To be done: List each line of the data that holds the string "zoom", please.

Dataset records:
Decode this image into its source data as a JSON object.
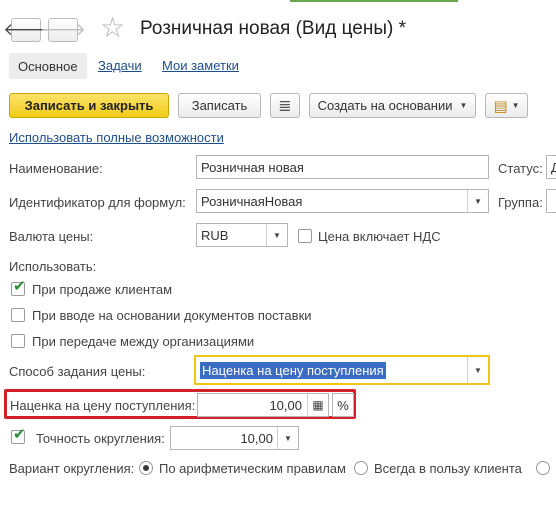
{
  "window": {
    "title": "Розничная новая (Вид цены) *",
    "back_glyph": "🡐",
    "forward_glyph": "🡒",
    "star_glyph": "☆"
  },
  "tabs": {
    "main": "Основное",
    "tasks": "Задачи",
    "notes": "Мои заметки"
  },
  "toolbar": {
    "save_close": "Записать и закрыть",
    "save": "Записать",
    "create_based": "Создать на основании",
    "list_icon": "≣",
    "report_icon": "▤"
  },
  "full_features_link": "Использовать полные возможности",
  "form": {
    "name_label": "Наименование:",
    "name_value": "Розничная новая",
    "status_label": "Статус:",
    "status_value": "Д",
    "formula_id_label": "Идентификатор для формул:",
    "formula_id_value": "РозничнаяНовая",
    "group_label": "Группа:",
    "currency_label": "Валюта цены:",
    "currency_value": "RUB",
    "vat_label": "Цена включает НДС",
    "vat_checked": false,
    "use_label": "Использовать:",
    "use_options": [
      {
        "label": "При продаже клиентам",
        "checked": true
      },
      {
        "label": "При вводе на основании документов поставки",
        "checked": false
      },
      {
        "label": "При передаче между организациями",
        "checked": false
      }
    ],
    "method_label": "Способ задания цены:",
    "method_value": "Наценка на цену поступления",
    "markup_label": "Наценка на цену поступления:",
    "markup_value": "10,00",
    "markup_unit": "%",
    "rounding_label": "Точность округления:",
    "rounding_checked": true,
    "rounding_value": "10,00",
    "variant_label": "Вариант округления:",
    "variant_options": [
      {
        "label": "По арифметическим правилам",
        "selected": true
      },
      {
        "label": "Всегда в пользу клиента",
        "selected": false
      }
    ]
  },
  "colors": {
    "primary_button": "#f1cc18",
    "link": "#1f4e8c",
    "highlight_box": "#d3202a",
    "focus_border": "#f0c419",
    "selection": "#3b6cc4",
    "checkmark": "#2e8b3a"
  }
}
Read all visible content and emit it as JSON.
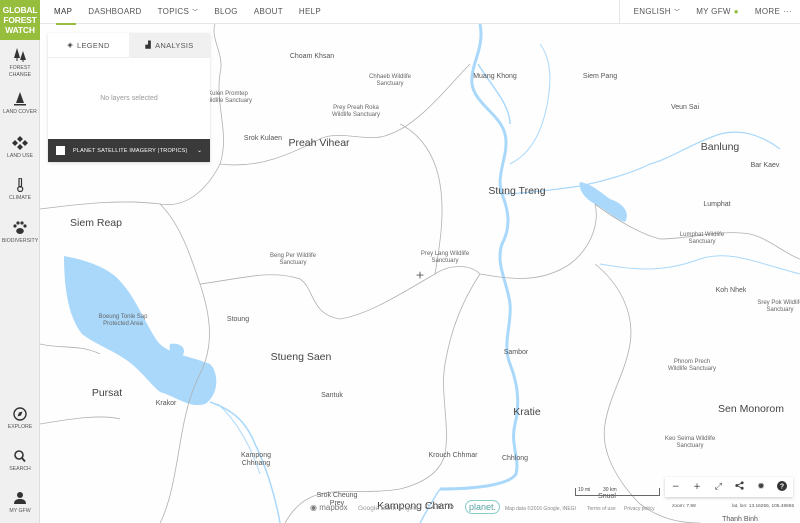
{
  "app": {
    "logo_lines": [
      "GLOBAL",
      "FOREST",
      "WATCH"
    ],
    "brand_color": "#97bd3d"
  },
  "topnav": {
    "left": [
      {
        "label": "MAP",
        "active": true
      },
      {
        "label": "DASHBOARD"
      },
      {
        "label": "TOPICS",
        "has_dropdown": true
      },
      {
        "label": "BLOG"
      },
      {
        "label": "ABOUT"
      },
      {
        "label": "HELP"
      }
    ],
    "right": [
      {
        "label": "ENGLISH",
        "has_dropdown": true
      },
      {
        "label": "MY GFW",
        "icon": "user-icon"
      },
      {
        "label": "MORE",
        "icon": "ellipsis-icon"
      }
    ]
  },
  "sidebar": {
    "top_items": [
      {
        "label_lines": [
          "FOREST",
          "CHANGE"
        ],
        "icon": "trees-icon"
      },
      {
        "label_lines": [
          "LAND COVER"
        ],
        "icon": "tree-icon"
      },
      {
        "label_lines": [
          "LAND USE"
        ],
        "icon": "diamonds-icon"
      },
      {
        "label_lines": [
          "CLIMATE"
        ],
        "icon": "thermometer-icon"
      },
      {
        "label_lines": [
          "BIODIVERSITY"
        ],
        "icon": "paw-icon"
      }
    ],
    "bottom_items": [
      {
        "label": "EXPLORE",
        "icon": "compass-icon"
      },
      {
        "label": "SEARCH",
        "icon": "search-icon"
      },
      {
        "label": "MY GFW",
        "icon": "user-icon"
      }
    ]
  },
  "legend_panel": {
    "tabs": [
      {
        "label": "LEGEND",
        "icon": "layers-icon",
        "active": true
      },
      {
        "label": "ANALYSIS",
        "icon": "bar-chart-icon",
        "active": false
      }
    ],
    "empty_message": "No layers selected",
    "planet_layer": {
      "label": "PLANET SATELLITE IMAGERY (TROPICS)",
      "checked": false
    }
  },
  "map": {
    "places": [
      {
        "name": "Choam Khsan",
        "type": "town"
      },
      {
        "name": "Chhaeb Wildlife\nSanctuary",
        "type": "park"
      },
      {
        "name": "Muang Khong",
        "type": "town"
      },
      {
        "name": "Siem Pang",
        "type": "town"
      },
      {
        "name": "Kulen Promtep\nWildlife Sanctuary",
        "type": "park"
      },
      {
        "name": "Prey Preah Roka\nWildlife Sanctuary",
        "type": "park"
      },
      {
        "name": "Veun Sai",
        "type": "town"
      },
      {
        "name": "Srok Kulaen",
        "type": "town"
      },
      {
        "name": "Preah Vihear",
        "type": "city"
      },
      {
        "name": "Banlung",
        "type": "city"
      },
      {
        "name": "Bar Kaev",
        "type": "town"
      },
      {
        "name": "Stung Treng",
        "type": "city"
      },
      {
        "name": "Lumphat",
        "type": "town"
      },
      {
        "name": "Siem Reap",
        "type": "city"
      },
      {
        "name": "Lumphat Wildlife\nSanctuary",
        "type": "park"
      },
      {
        "name": "Prey Lang Wildlife\nSanctuary",
        "type": "park"
      },
      {
        "name": "Beng Per Wildlife\nSanctuary",
        "type": "park"
      },
      {
        "name": "Koh Nhek",
        "type": "town"
      },
      {
        "name": "Srey Pok Wildlife\nSanctuary",
        "type": "park"
      },
      {
        "name": "Boeung Tonle Sap\nProtected Area",
        "type": "park"
      },
      {
        "name": "Stoung",
        "type": "town"
      },
      {
        "name": "Sambor",
        "type": "town"
      },
      {
        "name": "Stueng Saen",
        "type": "city"
      },
      {
        "name": "Phnom Prech\nWildlife Sanctuary",
        "type": "park"
      },
      {
        "name": "Pursat",
        "type": "city"
      },
      {
        "name": "Krakor",
        "type": "town"
      },
      {
        "name": "Santuk",
        "type": "town"
      },
      {
        "name": "Kratie",
        "type": "city"
      },
      {
        "name": "Sen Monorom",
        "type": "city"
      },
      {
        "name": "Keo Seima Wildlife\nSanctuary",
        "type": "park"
      },
      {
        "name": "Kampong\nChhnang",
        "type": "town"
      },
      {
        "name": "Krouch Chhmar",
        "type": "town"
      },
      {
        "name": "Chhlong",
        "type": "town"
      },
      {
        "name": "Srok Cheung\nPrey",
        "type": "town"
      },
      {
        "name": "Kampong Cham",
        "type": "city"
      },
      {
        "name": "Snuol",
        "type": "town"
      },
      {
        "name": "Thanh Binh",
        "type": "town"
      }
    ],
    "water_color": "#a9d8fb",
    "boundary_color": "#aaaaaa"
  },
  "controls": {
    "buttons": [
      {
        "name": "zoom-out",
        "glyph": "−"
      },
      {
        "name": "zoom-in",
        "glyph": "+"
      },
      {
        "name": "fullscreen",
        "glyph": "⤢"
      },
      {
        "name": "share",
        "glyph": "<"
      },
      {
        "name": "settings",
        "glyph": "✹"
      },
      {
        "name": "help",
        "glyph": "?"
      }
    ],
    "zoom_text": "zoom: 7.98",
    "latlon_text": "lat, lon: 13.16255, 105.48665"
  },
  "attribution": {
    "mapbox": "mapbox",
    "google": "Google Earth Engine",
    "carto": "CARTO",
    "planet": "planet.",
    "map_data": "Map data ©2016 Google, INEGI",
    "terms": "Terms of use",
    "privacy": "Privacy policy",
    "scale_mi": "10 mi",
    "scale_km": "30 km"
  }
}
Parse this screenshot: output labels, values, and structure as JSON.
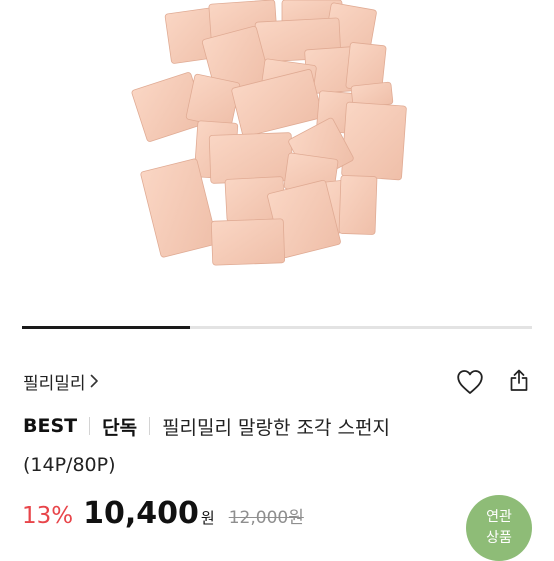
{
  "product": {
    "brand": "필리밀리",
    "tag_best": "BEST",
    "tag_exclusive": "단독",
    "name": "필리밀리 말랑한 조각 스펀지",
    "option": "(14P/80P)",
    "image_alt": "peach colored makeup sponge pieces"
  },
  "carousel": {
    "progress": 0.33
  },
  "pricing": {
    "discount": "13%",
    "price": "10,400",
    "currency": "원",
    "original_price": "12,000원"
  },
  "related_button": {
    "line1": "연관",
    "line2": "상품"
  },
  "icons": {
    "heart": "heart-outline-icon",
    "share": "share-icon",
    "chevron": "chevron-right-icon"
  },
  "colors": {
    "discount": "#e8454a",
    "related_bg": "#8ebc77",
    "sponge": "#f4c9b5"
  }
}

Answer:
        "name": "zoom-out",
        "name": "zoom-in",
    "zoom_text": "zoom: 7.98",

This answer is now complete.